(Short task): Reproduce every record exactly as it appears, but not the pictures.

[Items from a figure collection]
▽

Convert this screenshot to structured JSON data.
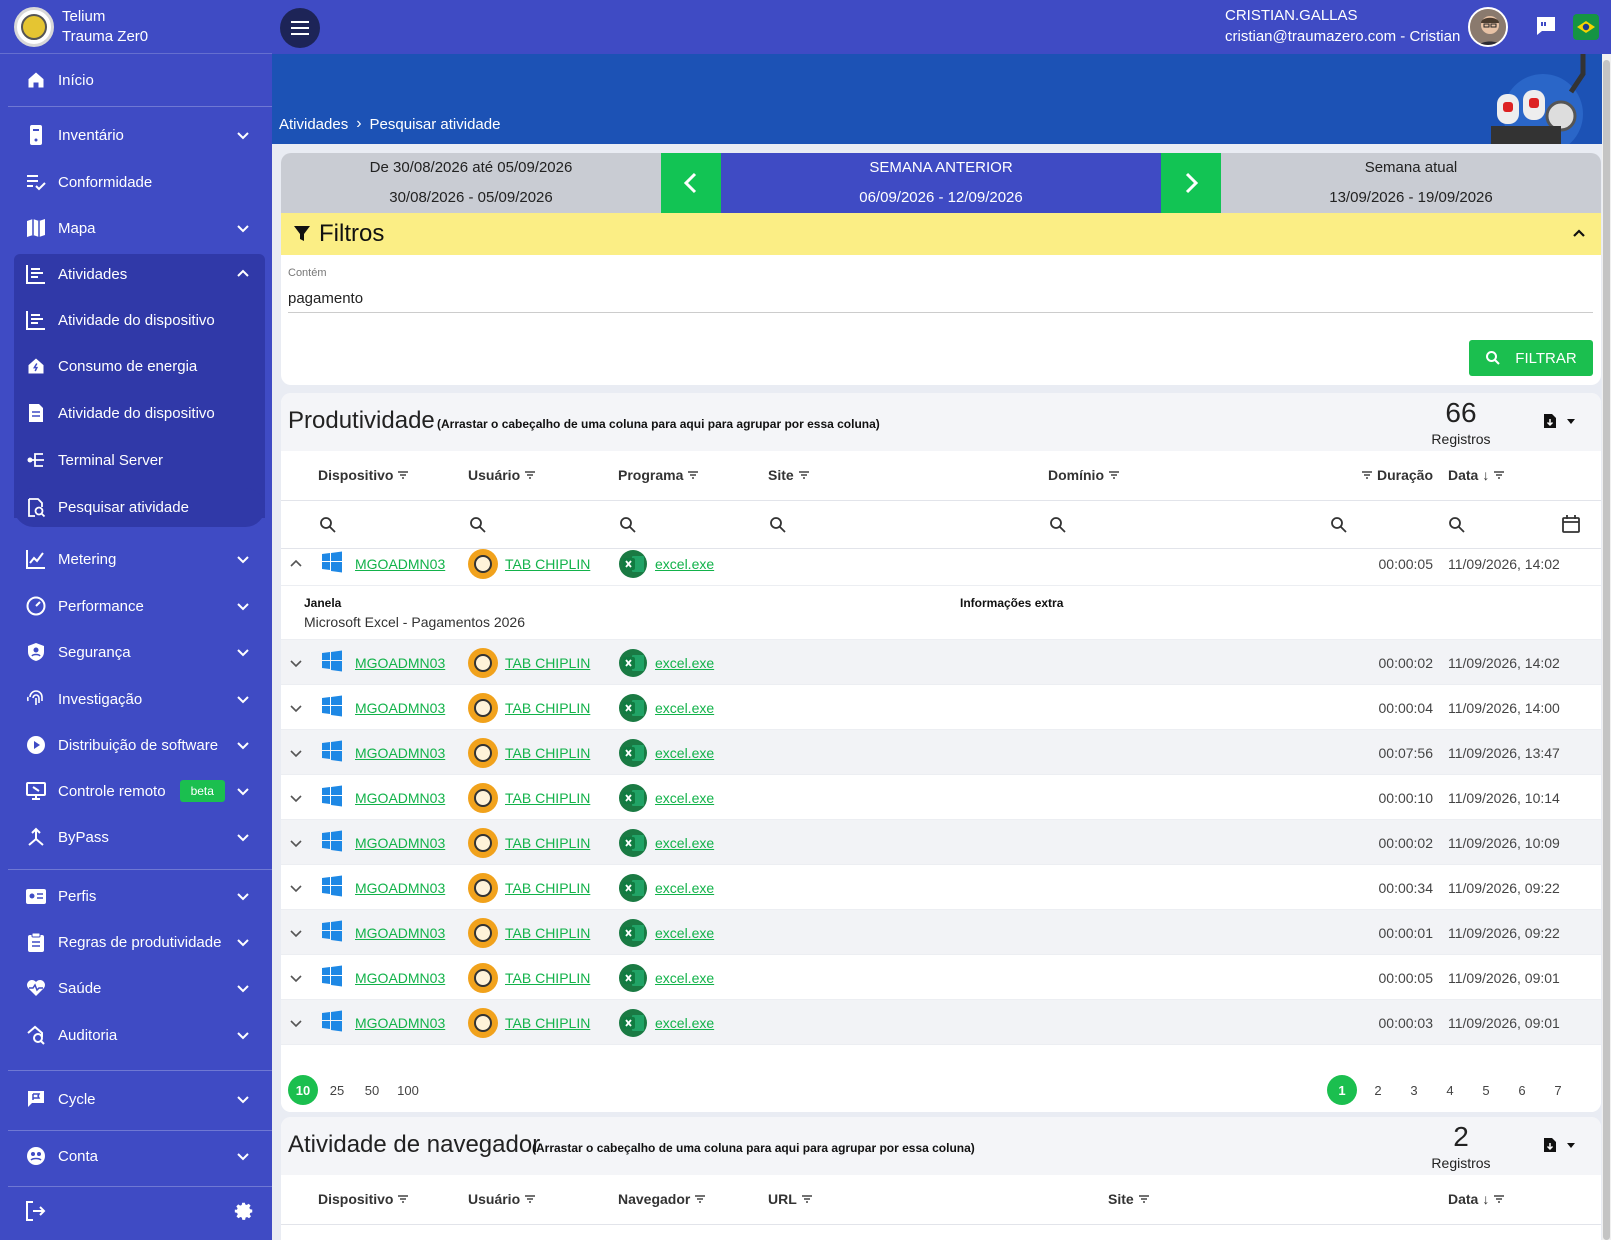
{
  "brand": {
    "line1": "Telium",
    "line2": "Trauma Zer0"
  },
  "topbar": {
    "user_name": "CRISTIAN.GALLAS",
    "user_mail": "cristian@traumazero.com - Cristian"
  },
  "breadcrumb": {
    "parent": "Atividades",
    "current": "Pesquisar atividade"
  },
  "sidebar": {
    "inicio": "Início",
    "inventario": "Inventário",
    "conformidade": "Conformidade",
    "mapa": "Mapa",
    "atividades": "Atividades",
    "sub": {
      "atividade_dispositivo": "Atividade do dispositivo",
      "consumo": "Consumo de energia",
      "atividade_dispositivo2": "Atividade do dispositivo",
      "terminal": "Terminal Server",
      "pesquisar": "Pesquisar atividade"
    },
    "metering": "Metering",
    "performance": "Performance",
    "seguranca": "Segurança",
    "investigacao": "Investigação",
    "distribuicao": "Distribuição de software",
    "controle": "Controle remoto",
    "beta": "beta",
    "bypass": "ByPass",
    "perfis": "Perfis",
    "regras": "Regras de produtividade",
    "saude": "Saúde",
    "auditoria": "Auditoria",
    "cycle": "Cycle",
    "conta": "Conta"
  },
  "week": {
    "prev": {
      "line1": "De 30/08/2026 até 05/09/2026",
      "line2": "30/08/2026 - 05/09/2026"
    },
    "current": {
      "line1": "SEMANA ANTERIOR",
      "line2": "06/09/2026  -  12/09/2026"
    },
    "next": {
      "line1": "Semana atual",
      "line2": "13/09/2026 - 19/09/2026"
    }
  },
  "filters": {
    "title": "Filtros",
    "label": "Contém",
    "value": "pagamento",
    "button": "FILTRAR"
  },
  "prod": {
    "title": "Produtividade",
    "hint": "(Arrastar o cabeçalho de uma coluna para aqui para agrupar por essa coluna)",
    "count": "66",
    "count_label": "Registros",
    "columns": {
      "dispositivo": "Dispositivo",
      "usuario": "Usuário",
      "programa": "Programa",
      "site": "Site",
      "dominio": "Domínio",
      "duracao": "Duração",
      "data": "Data"
    },
    "detail": {
      "janela_label": "Janela",
      "janela_value": "Microsoft Excel - Pagamentos 2026",
      "extra_label": "Informações extra"
    },
    "rows": [
      {
        "device": "MGOADMN03",
        "user": "TAB CHIPLIN",
        "program": "excel.exe",
        "duration": "00:00:05",
        "date": "11/09/2026, 14:02"
      },
      {
        "device": "MGOADMN03",
        "user": "TAB CHIPLIN",
        "program": "excel.exe",
        "duration": "00:00:02",
        "date": "11/09/2026, 14:02"
      },
      {
        "device": "MGOADMN03",
        "user": "TAB CHIPLIN",
        "program": "excel.exe",
        "duration": "00:00:04",
        "date": "11/09/2026, 14:00"
      },
      {
        "device": "MGOADMN03",
        "user": "TAB CHIPLIN",
        "program": "excel.exe",
        "duration": "00:07:56",
        "date": "11/09/2026, 13:47"
      },
      {
        "device": "MGOADMN03",
        "user": "TAB CHIPLIN",
        "program": "excel.exe",
        "duration": "00:00:10",
        "date": "11/09/2026, 10:14"
      },
      {
        "device": "MGOADMN03",
        "user": "TAB CHIPLIN",
        "program": "excel.exe",
        "duration": "00:00:02",
        "date": "11/09/2026, 10:09"
      },
      {
        "device": "MGOADMN03",
        "user": "TAB CHIPLIN",
        "program": "excel.exe",
        "duration": "00:00:34",
        "date": "11/09/2026, 09:22"
      },
      {
        "device": "MGOADMN03",
        "user": "TAB CHIPLIN",
        "program": "excel.exe",
        "duration": "00:00:01",
        "date": "11/09/2026, 09:22"
      },
      {
        "device": "MGOADMN03",
        "user": "TAB CHIPLIN",
        "program": "excel.exe",
        "duration": "00:00:05",
        "date": "11/09/2026, 09:01"
      },
      {
        "device": "MGOADMN03",
        "user": "TAB CHIPLIN",
        "program": "excel.exe",
        "duration": "00:00:03",
        "date": "11/09/2026, 09:01"
      }
    ],
    "page_sizes": [
      "10",
      "25",
      "50",
      "100"
    ],
    "pages": [
      "1",
      "2",
      "3",
      "4",
      "5",
      "6",
      "7"
    ]
  },
  "nav": {
    "title": "Atividade de navegador",
    "hint": "(Arrastar o cabeçalho de uma coluna para aqui para agrupar por essa coluna)",
    "count": "2",
    "count_label": "Registros",
    "columns": {
      "dispositivo": "Dispositivo",
      "usuario": "Usuário",
      "navegador": "Navegador",
      "url": "URL",
      "site": "Site",
      "data": "Data"
    }
  },
  "colors": {
    "sidebar": "#3f4bc4",
    "accent": "#1bbf4f",
    "band": "#1c52b5",
    "filter_bar": "#fbee85"
  }
}
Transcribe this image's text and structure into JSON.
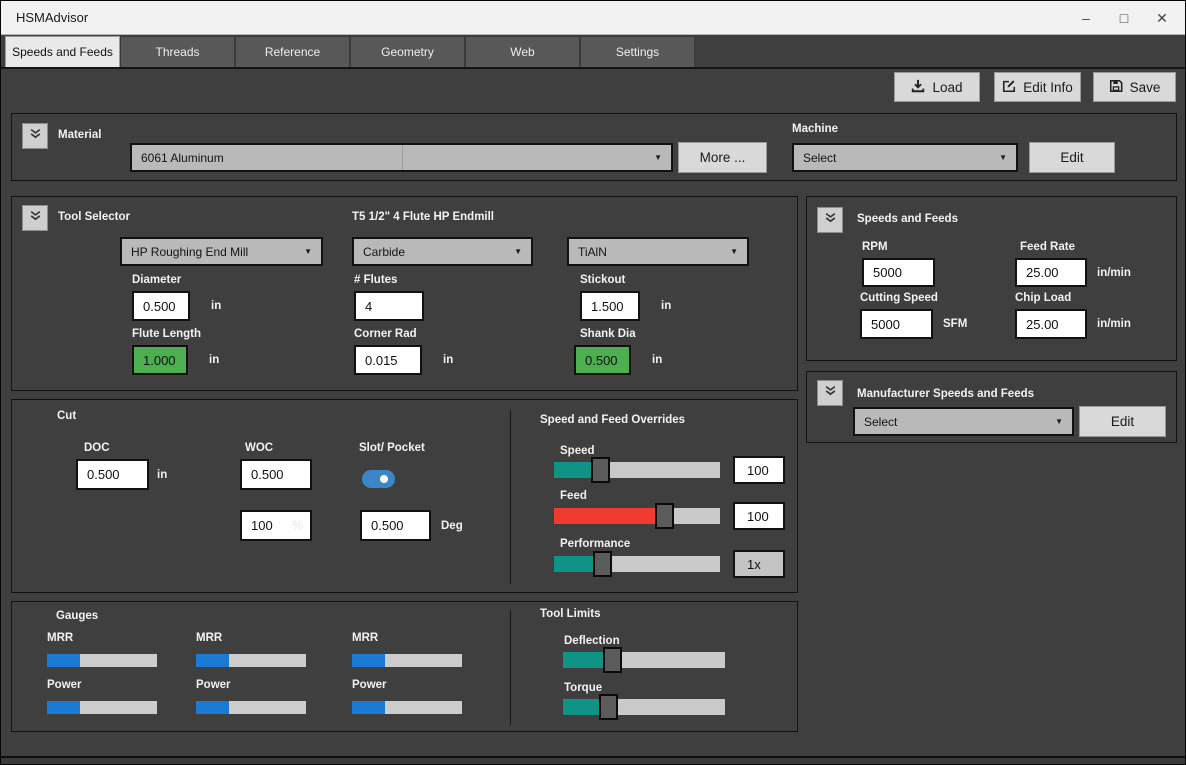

△

(The answer):
Convert this screenshot to structured JSON data.
{
  "brand": {
    "line1": "Telium",
    "line2": "Trauma Zer0"
  },
  "topbar": {
    "user_name": "CRISTIAN.GALLAS",
    "user_mail": "cristian@traumazero.com - Cristian"
  },
  "breadcrumb": {
    "parent": "Atividades",
    "current": "Pesquisar atividade"
  },
  "sidebar": {
    "inicio": "Início",
    "inventario": "Inventário",
    "conformidade": "Conformidade",
    "mapa": "Mapa",
    "atividades": "Atividades",
    "sub": {
      "atividade_dispositivo": "Atividade do dispositivo",
      "consumo": "Consumo de energia",
      "atividade_dispositivo2": "Atividade do dispositivo",
      "terminal": "Terminal Server",
      "pesquisar": "Pesquisar atividade"
    },
    "metering": "Metering",
    "performance": "Performance",
    "seguranca": "Segurança",
    "investigacao": "Investigação",
    "distribuicao": "Distribuição de software",
    "controle": "Controle remoto",
    "beta": "beta",
    "bypass": "ByPass",
    "perfis": "Perfis",
    "regras": "Regras de produtividade",
    "saude": "Saúde",
    "auditoria": "Auditoria",
    "cycle": "Cycle",
    "conta": "Conta"
  },
  "week": {
    "prev": {
      "line1": "De 30/08/2026 até 05/09/2026",
      "line2": "30/08/2026 - 05/09/2026"
    },
    "current": {
      "line1": "SEMANA ANTERIOR",
      "line2": "06/09/2026  -  12/09/2026"
    },
    "next": {
      "line1": "Semana atual",
      "line2": "13/09/2026 - 19/09/2026"
    }
  },
  "filters": {
    "title": "Filtros",
    "label": "Contém",
    "value": "pagamento",
    "button": "FILTRAR"
  },
  "prod": {
    "title": "Produtividade",
    "hint": "(Arrastar o cabeçalho de uma coluna para aqui para agrupar por essa coluna)",
    "count": "66",
    "count_label": "Registros",
    "columns": {
      "dispositivo": "Dispositivo",
      "usuario": "Usuário",
      "programa": "Programa",
      "site": "Site",
      "dominio": "Domínio",
      "duracao": "Duração",
      "data": "Data"
    },
    "detail": {
      "janela_label": "Janela",
      "janela_value": "Microsoft Excel - Pagamentos 2026",
      "extra_label": "Informações extra"
    },
    "rows": [
      {
        "device": "MGOADMN03",
        "user": "TAB CHIPLIN",
        "program": "excel.exe",
        "duration": "00:00:05",
        "date": "11/09/2026, 14:02"
      },
      {
        "device": "MGOADMN03",
        "user": "TAB CHIPLIN",
        "program": "excel.exe",
        "duration": "00:00:02",
        "date": "11/09/2026, 14:02"
      },
      {
        "device": "MGOADMN03",
        "user": "TAB CHIPLIN",
        "program": "excel.exe",
        "duration": "00:00:04",
        "date": "11/09/2026, 14:00"
      },
      {
        "device": "MGOADMN03",
        "user": "TAB CHIPLIN",
        "program": "excel.exe",
        "duration": "00:07:56",
        "date": "11/09/2026, 13:47"
      },
      {
        "device": "MGOADMN03",
        "user": "TAB CHIPLIN",
        "program": "excel.exe",
        "duration": "00:00:10",
        "date": "11/09/2026, 10:14"
      },
      {
        "device": "MGOADMN03",
        "user": "TAB CHIPLIN",
        "program": "excel.exe",
        "duration": "00:00:02",
        "date": "11/09/2026, 10:09"
      },
      {
        "device": "MGOADMN03",
        "user": "TAB CHIPLIN",
        "program": "excel.exe",
        "duration": "00:00:34",
        "date": "11/09/2026, 09:22"
      },
      {
        "device": "MGOADMN03",
        "user": "TAB CHIPLIN",
        "program": "excel.exe",
        "duration": "00:00:01",
        "date": "11/09/2026, 09:22"
      },
      {
        "device": "MGOADMN03",
        "user": "TAB CHIPLIN",
        "program": "excel.exe",
        "duration": "00:00:05",
        "date": "11/09/2026, 09:01"
      },
      {
        "device": "MGOADMN03",
        "user": "TAB CHIPLIN",
        "program": "excel.exe",
        "duration": "00:00:03",
        "date": "11/09/2026, 09:01"
      }
    ],
    "page_sizes": [
      "10",
      "25",
      "50",
      "100"
    ],
    "pages": [
      "1",
      "2",
      "3",
      "4",
      "5",
      "6",
      "7"
    ]
  },
  "nav": {
    "title": "Atividade de navegador",
    "hint": "(Arrastar o cabeçalho de uma coluna para aqui para agrupar por essa coluna)",
    "count": "2",
    "count_label": "Registros",
    "columns": {
      "dispositivo": "Dispositivo",
      "usuario": "Usuário",
      "navegador": "Navegador",
      "url": "URL",
      "site": "Site",
      "data": "Data"
    }
  },
  "colors": {
    "sidebar": "#3f4bc4",
    "accent": "#1bbf4f",
    "band": "#1c52b5",
    "filter_bar": "#fbee85"
  }
}
Transcribe this image's text and structure into JSON.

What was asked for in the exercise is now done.